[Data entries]

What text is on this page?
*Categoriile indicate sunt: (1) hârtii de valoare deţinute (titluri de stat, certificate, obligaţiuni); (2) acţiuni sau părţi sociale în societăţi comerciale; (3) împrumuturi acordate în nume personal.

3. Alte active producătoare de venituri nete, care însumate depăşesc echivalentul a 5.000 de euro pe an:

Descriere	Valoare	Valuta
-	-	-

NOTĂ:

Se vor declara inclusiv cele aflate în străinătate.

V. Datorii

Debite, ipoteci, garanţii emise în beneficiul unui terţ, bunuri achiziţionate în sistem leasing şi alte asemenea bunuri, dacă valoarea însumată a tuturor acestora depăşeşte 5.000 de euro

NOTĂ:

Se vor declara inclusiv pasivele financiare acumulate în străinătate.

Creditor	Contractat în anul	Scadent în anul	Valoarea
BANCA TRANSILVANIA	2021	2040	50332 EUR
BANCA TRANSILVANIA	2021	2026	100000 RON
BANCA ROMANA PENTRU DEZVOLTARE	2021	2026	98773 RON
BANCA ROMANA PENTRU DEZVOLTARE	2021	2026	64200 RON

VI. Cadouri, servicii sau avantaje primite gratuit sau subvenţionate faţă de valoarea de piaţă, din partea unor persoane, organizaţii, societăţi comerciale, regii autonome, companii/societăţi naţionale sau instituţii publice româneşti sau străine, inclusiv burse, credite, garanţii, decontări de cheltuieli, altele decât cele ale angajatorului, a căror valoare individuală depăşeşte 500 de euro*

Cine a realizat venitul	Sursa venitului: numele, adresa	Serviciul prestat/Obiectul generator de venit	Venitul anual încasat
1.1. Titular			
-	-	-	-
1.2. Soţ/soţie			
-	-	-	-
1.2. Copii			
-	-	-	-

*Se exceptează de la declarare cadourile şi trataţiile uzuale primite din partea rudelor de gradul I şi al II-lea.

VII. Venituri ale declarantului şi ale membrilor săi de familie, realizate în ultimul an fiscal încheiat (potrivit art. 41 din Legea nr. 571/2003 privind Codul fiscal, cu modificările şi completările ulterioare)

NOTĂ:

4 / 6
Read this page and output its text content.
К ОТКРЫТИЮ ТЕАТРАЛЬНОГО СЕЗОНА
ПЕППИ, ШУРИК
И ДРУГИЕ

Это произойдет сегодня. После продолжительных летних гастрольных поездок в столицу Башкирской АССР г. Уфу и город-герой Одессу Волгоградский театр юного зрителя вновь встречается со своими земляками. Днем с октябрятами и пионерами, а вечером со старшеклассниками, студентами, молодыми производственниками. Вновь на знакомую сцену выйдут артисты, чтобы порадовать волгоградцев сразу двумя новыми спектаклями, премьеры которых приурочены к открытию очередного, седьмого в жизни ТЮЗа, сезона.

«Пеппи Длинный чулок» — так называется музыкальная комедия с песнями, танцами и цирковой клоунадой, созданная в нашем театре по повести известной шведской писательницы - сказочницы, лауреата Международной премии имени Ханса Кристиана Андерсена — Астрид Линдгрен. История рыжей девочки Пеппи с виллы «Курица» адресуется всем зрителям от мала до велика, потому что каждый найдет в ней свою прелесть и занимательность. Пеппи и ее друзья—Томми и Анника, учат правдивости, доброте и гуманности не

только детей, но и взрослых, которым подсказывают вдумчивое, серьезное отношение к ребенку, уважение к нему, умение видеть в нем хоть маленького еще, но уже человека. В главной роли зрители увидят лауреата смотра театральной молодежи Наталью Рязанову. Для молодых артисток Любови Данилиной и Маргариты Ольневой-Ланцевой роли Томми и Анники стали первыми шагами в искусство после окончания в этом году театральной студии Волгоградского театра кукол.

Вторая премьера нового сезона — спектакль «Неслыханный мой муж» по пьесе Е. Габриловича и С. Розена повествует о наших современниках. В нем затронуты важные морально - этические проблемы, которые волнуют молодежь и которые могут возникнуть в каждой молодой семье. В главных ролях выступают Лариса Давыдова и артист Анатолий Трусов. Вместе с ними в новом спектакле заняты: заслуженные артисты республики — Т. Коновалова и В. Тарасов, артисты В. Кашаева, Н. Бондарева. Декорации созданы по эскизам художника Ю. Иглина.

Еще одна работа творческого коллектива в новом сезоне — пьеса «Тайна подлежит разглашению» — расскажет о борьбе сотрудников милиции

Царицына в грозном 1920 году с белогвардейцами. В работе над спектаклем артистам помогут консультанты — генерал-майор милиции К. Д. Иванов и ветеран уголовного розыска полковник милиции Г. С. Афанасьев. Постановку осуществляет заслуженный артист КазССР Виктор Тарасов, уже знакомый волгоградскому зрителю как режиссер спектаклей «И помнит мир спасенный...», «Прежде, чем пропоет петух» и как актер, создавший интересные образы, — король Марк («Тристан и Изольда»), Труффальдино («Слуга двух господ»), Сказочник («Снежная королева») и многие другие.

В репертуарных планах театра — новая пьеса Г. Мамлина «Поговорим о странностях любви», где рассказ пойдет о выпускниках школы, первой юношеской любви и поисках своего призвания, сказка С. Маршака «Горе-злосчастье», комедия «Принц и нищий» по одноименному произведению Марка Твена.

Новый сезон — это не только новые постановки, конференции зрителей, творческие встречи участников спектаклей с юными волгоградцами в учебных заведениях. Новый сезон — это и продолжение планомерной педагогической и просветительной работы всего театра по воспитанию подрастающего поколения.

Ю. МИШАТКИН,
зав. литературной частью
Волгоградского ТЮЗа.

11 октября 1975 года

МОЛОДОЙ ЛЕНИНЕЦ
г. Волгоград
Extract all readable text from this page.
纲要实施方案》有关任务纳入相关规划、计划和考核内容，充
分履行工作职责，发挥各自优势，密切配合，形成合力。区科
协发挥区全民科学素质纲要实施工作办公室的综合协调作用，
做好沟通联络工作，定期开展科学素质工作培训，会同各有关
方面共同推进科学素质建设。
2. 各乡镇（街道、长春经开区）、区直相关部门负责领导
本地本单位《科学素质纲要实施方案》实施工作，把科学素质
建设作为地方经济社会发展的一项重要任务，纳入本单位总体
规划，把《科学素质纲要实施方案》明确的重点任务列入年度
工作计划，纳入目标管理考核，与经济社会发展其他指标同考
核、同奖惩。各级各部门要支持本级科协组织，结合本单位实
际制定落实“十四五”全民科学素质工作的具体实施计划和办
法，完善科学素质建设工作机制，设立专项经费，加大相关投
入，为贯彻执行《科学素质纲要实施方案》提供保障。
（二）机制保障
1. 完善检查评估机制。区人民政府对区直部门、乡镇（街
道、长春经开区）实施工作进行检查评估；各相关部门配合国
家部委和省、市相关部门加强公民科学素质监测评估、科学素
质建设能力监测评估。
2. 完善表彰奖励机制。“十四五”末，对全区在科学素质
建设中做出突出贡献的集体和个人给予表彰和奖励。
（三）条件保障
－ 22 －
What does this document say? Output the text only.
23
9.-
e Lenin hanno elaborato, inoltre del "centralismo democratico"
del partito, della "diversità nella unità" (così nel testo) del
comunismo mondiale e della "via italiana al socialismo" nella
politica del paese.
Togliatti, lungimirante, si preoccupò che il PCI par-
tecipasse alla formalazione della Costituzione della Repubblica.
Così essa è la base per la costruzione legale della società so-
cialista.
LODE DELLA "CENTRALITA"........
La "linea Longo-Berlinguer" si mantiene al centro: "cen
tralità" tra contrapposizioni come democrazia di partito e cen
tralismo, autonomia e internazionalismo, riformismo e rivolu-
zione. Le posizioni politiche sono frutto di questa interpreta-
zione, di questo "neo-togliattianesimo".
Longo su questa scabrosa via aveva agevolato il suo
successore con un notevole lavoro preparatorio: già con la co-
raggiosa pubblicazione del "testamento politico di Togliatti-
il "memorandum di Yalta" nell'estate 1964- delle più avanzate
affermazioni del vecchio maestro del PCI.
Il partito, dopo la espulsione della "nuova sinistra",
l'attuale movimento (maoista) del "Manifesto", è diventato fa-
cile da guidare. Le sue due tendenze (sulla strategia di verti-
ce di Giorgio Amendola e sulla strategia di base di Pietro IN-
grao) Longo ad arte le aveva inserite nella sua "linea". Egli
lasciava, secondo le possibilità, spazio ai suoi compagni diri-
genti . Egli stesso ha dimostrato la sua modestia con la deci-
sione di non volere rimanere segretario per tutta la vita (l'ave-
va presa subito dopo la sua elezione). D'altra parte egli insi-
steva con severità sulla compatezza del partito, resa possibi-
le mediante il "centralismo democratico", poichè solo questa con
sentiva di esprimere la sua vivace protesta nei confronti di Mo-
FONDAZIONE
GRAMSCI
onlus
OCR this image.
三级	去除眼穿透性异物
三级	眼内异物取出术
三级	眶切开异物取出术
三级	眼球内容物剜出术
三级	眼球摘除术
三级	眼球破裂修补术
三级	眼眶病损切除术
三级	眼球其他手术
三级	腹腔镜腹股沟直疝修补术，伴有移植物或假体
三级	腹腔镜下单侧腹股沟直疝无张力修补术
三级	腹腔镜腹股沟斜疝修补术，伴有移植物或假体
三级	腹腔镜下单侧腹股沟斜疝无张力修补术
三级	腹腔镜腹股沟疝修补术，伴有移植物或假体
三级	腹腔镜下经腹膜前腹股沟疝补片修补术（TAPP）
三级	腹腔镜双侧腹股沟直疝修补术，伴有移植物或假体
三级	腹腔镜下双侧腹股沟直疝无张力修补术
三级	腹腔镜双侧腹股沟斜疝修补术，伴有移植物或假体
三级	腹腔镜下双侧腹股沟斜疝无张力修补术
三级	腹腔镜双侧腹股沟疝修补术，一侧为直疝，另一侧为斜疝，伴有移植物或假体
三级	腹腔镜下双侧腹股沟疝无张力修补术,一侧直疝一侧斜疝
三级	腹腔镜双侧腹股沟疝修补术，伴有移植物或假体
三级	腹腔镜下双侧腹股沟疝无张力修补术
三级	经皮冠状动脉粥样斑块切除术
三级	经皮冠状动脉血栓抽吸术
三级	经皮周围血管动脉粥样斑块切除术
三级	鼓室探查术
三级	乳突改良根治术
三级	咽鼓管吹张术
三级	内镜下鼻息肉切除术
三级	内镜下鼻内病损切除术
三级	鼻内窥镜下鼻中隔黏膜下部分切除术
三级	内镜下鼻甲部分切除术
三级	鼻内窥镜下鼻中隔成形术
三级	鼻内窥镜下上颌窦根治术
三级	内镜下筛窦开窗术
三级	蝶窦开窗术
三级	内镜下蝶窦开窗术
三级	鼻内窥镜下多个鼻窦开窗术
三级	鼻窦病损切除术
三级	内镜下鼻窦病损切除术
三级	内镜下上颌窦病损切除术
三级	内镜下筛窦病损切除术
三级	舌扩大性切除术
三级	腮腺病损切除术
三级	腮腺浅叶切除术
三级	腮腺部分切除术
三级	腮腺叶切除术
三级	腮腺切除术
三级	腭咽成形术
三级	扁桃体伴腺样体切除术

» **SET PROBLEM**: Counting only lines of the data above that hold "strategia", report the total and nothing else.

» **EXPECTED ANSWER**: 2